Collected data entries:
Begin
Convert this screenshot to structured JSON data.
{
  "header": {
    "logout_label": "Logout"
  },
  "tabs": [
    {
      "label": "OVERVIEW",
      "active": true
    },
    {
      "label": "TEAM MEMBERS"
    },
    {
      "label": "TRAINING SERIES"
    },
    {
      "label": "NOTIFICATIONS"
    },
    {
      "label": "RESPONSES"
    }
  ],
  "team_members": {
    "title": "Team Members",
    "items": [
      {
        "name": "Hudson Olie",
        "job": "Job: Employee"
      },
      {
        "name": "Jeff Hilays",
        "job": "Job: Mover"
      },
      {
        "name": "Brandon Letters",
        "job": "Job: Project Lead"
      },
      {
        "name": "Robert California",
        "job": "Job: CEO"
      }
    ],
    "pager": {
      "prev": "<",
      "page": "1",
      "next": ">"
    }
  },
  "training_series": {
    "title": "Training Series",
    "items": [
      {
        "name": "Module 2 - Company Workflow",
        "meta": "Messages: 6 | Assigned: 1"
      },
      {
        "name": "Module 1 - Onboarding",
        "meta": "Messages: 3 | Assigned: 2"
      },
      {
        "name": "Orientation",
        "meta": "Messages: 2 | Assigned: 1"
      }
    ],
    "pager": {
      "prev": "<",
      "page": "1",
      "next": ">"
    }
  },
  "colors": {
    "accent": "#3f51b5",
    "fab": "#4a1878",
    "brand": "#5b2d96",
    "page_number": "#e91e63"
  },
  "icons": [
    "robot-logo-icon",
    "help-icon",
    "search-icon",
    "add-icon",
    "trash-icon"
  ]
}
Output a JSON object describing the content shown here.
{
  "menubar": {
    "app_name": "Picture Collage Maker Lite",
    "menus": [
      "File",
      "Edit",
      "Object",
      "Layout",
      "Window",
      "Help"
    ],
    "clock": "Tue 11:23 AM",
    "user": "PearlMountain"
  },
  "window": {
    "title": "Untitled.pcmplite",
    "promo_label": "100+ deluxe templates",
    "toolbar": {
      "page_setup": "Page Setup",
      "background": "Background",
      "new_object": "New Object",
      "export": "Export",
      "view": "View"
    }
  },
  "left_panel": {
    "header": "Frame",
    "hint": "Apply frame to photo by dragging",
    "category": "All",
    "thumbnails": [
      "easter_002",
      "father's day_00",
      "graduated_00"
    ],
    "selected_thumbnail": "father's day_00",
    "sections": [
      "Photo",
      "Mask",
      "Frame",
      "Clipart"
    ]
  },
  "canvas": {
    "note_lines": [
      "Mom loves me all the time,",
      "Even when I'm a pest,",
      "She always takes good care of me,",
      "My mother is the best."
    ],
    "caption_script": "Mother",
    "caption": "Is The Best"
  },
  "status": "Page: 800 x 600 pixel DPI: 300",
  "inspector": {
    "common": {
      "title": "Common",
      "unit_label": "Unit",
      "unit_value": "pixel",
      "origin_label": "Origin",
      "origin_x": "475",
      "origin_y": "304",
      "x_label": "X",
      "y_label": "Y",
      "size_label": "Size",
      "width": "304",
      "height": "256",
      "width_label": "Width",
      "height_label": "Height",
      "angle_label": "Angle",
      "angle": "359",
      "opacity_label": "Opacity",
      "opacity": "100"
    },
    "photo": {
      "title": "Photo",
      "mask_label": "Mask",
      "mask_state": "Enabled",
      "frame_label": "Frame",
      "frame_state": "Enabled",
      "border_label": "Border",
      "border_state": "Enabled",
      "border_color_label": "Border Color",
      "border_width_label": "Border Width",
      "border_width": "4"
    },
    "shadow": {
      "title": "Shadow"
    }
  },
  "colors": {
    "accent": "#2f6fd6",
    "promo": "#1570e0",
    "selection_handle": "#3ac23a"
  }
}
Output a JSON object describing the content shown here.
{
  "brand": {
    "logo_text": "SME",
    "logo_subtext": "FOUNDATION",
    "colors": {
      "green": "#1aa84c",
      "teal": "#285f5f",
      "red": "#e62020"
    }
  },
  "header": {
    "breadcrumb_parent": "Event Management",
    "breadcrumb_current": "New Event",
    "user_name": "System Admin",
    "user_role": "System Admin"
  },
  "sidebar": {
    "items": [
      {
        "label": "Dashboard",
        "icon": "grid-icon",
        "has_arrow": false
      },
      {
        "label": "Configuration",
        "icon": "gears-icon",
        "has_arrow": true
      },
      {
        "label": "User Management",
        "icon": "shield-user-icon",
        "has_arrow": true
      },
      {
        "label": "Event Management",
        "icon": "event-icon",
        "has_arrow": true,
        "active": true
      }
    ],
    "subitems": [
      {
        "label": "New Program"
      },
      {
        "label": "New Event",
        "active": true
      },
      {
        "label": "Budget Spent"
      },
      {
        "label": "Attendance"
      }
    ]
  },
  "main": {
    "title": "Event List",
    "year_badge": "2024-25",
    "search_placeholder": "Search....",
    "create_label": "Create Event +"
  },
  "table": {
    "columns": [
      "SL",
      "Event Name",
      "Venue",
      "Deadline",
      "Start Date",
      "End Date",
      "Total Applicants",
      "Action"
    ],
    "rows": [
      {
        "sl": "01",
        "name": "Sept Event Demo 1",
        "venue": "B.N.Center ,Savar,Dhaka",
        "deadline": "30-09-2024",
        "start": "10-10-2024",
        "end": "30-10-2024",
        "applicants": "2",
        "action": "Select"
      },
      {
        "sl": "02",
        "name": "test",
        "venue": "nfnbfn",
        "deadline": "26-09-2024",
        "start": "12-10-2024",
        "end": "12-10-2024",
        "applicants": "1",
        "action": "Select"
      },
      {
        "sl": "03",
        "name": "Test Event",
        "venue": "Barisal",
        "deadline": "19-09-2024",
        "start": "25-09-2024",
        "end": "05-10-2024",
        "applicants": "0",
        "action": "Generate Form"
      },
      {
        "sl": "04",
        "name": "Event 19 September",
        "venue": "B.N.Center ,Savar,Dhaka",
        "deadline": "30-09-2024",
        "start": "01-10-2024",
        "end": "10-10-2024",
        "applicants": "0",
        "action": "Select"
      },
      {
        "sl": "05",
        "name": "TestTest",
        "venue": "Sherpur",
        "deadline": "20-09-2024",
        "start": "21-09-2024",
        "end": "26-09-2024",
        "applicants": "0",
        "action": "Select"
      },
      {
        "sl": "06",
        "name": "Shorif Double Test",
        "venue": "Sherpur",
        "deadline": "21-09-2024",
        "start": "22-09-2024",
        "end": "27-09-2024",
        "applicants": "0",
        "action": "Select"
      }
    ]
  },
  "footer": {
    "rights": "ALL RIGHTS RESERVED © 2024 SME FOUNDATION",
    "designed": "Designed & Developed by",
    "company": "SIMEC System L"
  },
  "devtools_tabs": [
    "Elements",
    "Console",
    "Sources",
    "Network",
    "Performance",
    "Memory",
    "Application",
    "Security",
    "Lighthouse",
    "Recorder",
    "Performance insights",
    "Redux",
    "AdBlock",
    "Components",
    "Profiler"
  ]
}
End
**WORK TO DO**.
Every line above needs to be retyped exactly.

**RESPONSE**.
Convert this screenshot to structured JSON data.
{
  "header": {
    "logout_label": "Logout"
  },
  "tabs": [
    {
      "label": "OVERVIEW",
      "active": true
    },
    {
      "label": "TEAM MEMBERS"
    },
    {
      "label": "TRAINING SERIES"
    },
    {
      "label": "NOTIFICATIONS"
    },
    {
      "label": "RESPONSES"
    }
  ],
  "team_members": {
    "title": "Team Members",
    "items": [
      {
        "name": "Hudson Olie",
        "job": "Job: Employee"
      },
      {
        "name": "Jeff Hilays",
        "job": "Job: Mover"
      },
      {
        "name": "Brandon Letters",
        "job": "Job: Project Lead"
      },
      {
        "name": "Robert California",
        "job": "Job: CEO"
      }
    ],
    "pager": {
      "prev": "<",
      "page": "1",
      "next": ">"
    }
  },
  "training_series": {
    "title": "Training Series",
    "items": [
      {
        "name": "Module 2 - Company Workflow",
        "meta": "Messages: 6 | Assigned: 1"
      },
      {
        "name": "Module 1 - Onboarding",
        "meta": "Messages: 3 | Assigned: 2"
      },
      {
        "name": "Orientation",
        "meta": "Messages: 2 | Assigned: 1"
      }
    ],
    "pager": {
      "prev": "<",
      "page": "1",
      "next": ">"
    }
  },
  "colors": {
    "accent": "#3f51b5",
    "fab": "#4a1878",
    "brand": "#5b2d96",
    "page_number": "#e91e63"
  },
  "icons": [
    "robot-logo-icon",
    "help-icon",
    "search-icon",
    "add-icon",
    "trash-icon"
  ]
}
Output a JSON object describing the content shown here.
{
  "menubar": {
    "app_name": "Picture Collage Maker Lite",
    "menus": [
      "File",
      "Edit",
      "Object",
      "Layout",
      "Window",
      "Help"
    ],
    "clock": "Tue 11:23 AM",
    "user": "PearlMountain"
  },
  "window": {
    "title": "Untitled.pcmplite",
    "promo_label": "100+ deluxe templates",
    "toolbar": {
      "page_setup": "Page Setup",
      "background": "Background",
      "new_object": "New Object",
      "export": "Export",
      "view": "View"
    }
  },
  "left_panel": {
    "header": "Frame",
    "hint": "Apply frame to photo by dragging",
    "category": "All",
    "thumbnails": [
      "easter_002",
      "father's day_00",
      "graduated_00"
    ],
    "selected_thumbnail": "father's day_00",
    "sections": [
      "Photo",
      "Mask",
      "Frame",
      "Clipart"
    ]
  },
  "canvas": {
    "note_lines": [
      "Mom loves me all the time,",
      "Even when I'm a pest,",
      "She always takes good care of me,",
      "My mother is the best."
    ],
    "caption_script": "Mother",
    "caption": "Is The Best"
  },
  "status": "Page: 800 x 600 pixel DPI: 300",
  "inspector": {
    "common": {
      "title": "Common",
      "unit_label": "Unit",
      "unit_value": "pixel",
      "origin_label": "Origin",
      "origin_x": "475",
      "origin_y": "304",
      "x_label": "X",
      "y_label": "Y",
      "size_label": "Size",
      "width": "304",
      "height": "256",
      "width_label": "Width",
      "height_label": "Height",
      "angle_label": "Angle",
      "angle": "359",
      "opacity_label": "Opacity",
      "opacity": "100"
    },
    "photo": {
      "title": "Photo",
      "mask_label": "Mask",
      "mask_state": "Enabled",
      "frame_label": "Frame",
      "frame_state": "Enabled",
      "border_label": "Border",
      "border_state": "Enabled",
      "border_color_label": "Border Color",
      "border_width_label": "Border Width",
      "border_width": "4"
    },
    "shadow": {
      "title": "Shadow"
    }
  },
  "colors": {
    "accent": "#2f6fd6",
    "promo": "#1570e0",
    "selection_handle": "#3ac23a"
  }
}
Output a JSON object describing the content shown here.
{
  "brand": {
    "logo_text": "SME",
    "logo_subtext": "FOUNDATION",
    "colors": {
      "green": "#1aa84c",
      "teal": "#285f5f",
      "red": "#e62020"
    }
  },
  "header": {
    "breadcrumb_parent": "Event Management",
    "breadcrumb_current": "New Event",
    "user_name": "System Admin",
    "user_role": "System Admin"
  },
  "sidebar": {
    "items": [
      {
        "label": "Dashboard",
        "icon": "grid-icon",
        "has_arrow": false
      },
      {
        "label": "Configuration",
        "icon": "gears-icon",
        "has_arrow": true
      },
      {
        "label": "User Management",
        "icon": "shield-user-icon",
        "has_arrow": true
      },
      {
        "label": "Event Management",
        "icon": "event-icon",
        "has_arrow": true,
        "active": true
      }
    ],
    "subitems": [
      {
        "label": "New Program"
      },
      {
        "label": "New Event",
        "active": true
      },
      {
        "label": "Budget Spent"
      },
      {
        "label": "Attendance"
      }
    ]
  },
  "main": {
    "title": "Event List",
    "year_badge": "2024-25",
    "search_placeholder": "Search....",
    "create_label": "Create Event +"
  },
  "table": {
    "columns": [
      "SL",
      "Event Name",
      "Venue",
      "Deadline",
      "Start Date",
      "End Date",
      "Total Applicants",
      "Action"
    ],
    "rows": [
      {
        "sl": "01",
        "name": "Sept Event Demo 1",
        "venue": "B.N.Center ,Savar,Dhaka",
        "deadline": "30-09-2024",
        "start": "10-10-2024",
        "end": "30-10-2024",
        "applicants": "2",
        "action": "Select"
      },
      {
        "sl": "02",
        "name": "test",
        "venue": "nfnbfn",
        "deadline": "26-09-2024",
        "start": "12-10-2024",
        "end": "12-10-2024",
        "applicants": "1",
        "action": "Select"
      },
      {
        "sl": "03",
        "name": "Test Event",
        "venue": "Barisal",
        "deadline": "19-09-2024",
        "start": "25-09-2024",
        "end": "05-10-2024",
        "applicants": "0",
        "action": "Generate Form"
      },
      {
        "sl": "04",
        "name": "Event 19 September",
        "venue": "B.N.Center ,Savar,Dhaka",
        "deadline": "30-09-2024",
        "start": "01-10-2024",
        "end": "10-10-2024",
        "applicants": "0",
        "action": "Select"
      },
      {
        "sl": "05",
        "name": "TestTest",
        "venue": "Sherpur",
        "deadline": "20-09-2024",
        "start": "21-09-2024",
        "end": "26-09-2024",
        "applicants": "0",
        "action": "Select"
      },
      {
        "sl": "06",
        "name": "Shorif Double Test",
        "venue": "Sherpur",
        "deadline": "21-09-2024",
        "start": "22-09-2024",
        "end": "27-09-2024",
        "applicants": "0",
        "action": "Select"
      }
    ]
  },
  "footer": {
    "rights": "ALL RIGHTS RESERVED © 2024 SME FOUNDATION",
    "designed": "Designed & Developed by",
    "company": "SIMEC System L"
  },
  "devtools_tabs": [
    "Elements",
    "Console",
    "Sources",
    "Network",
    "Performance",
    "Memory",
    "Application",
    "Security",
    "Lighthouse",
    "Recorder",
    "Performance insights",
    "Redux",
    "AdBlock",
    "Components",
    "Profiler"
  ]
}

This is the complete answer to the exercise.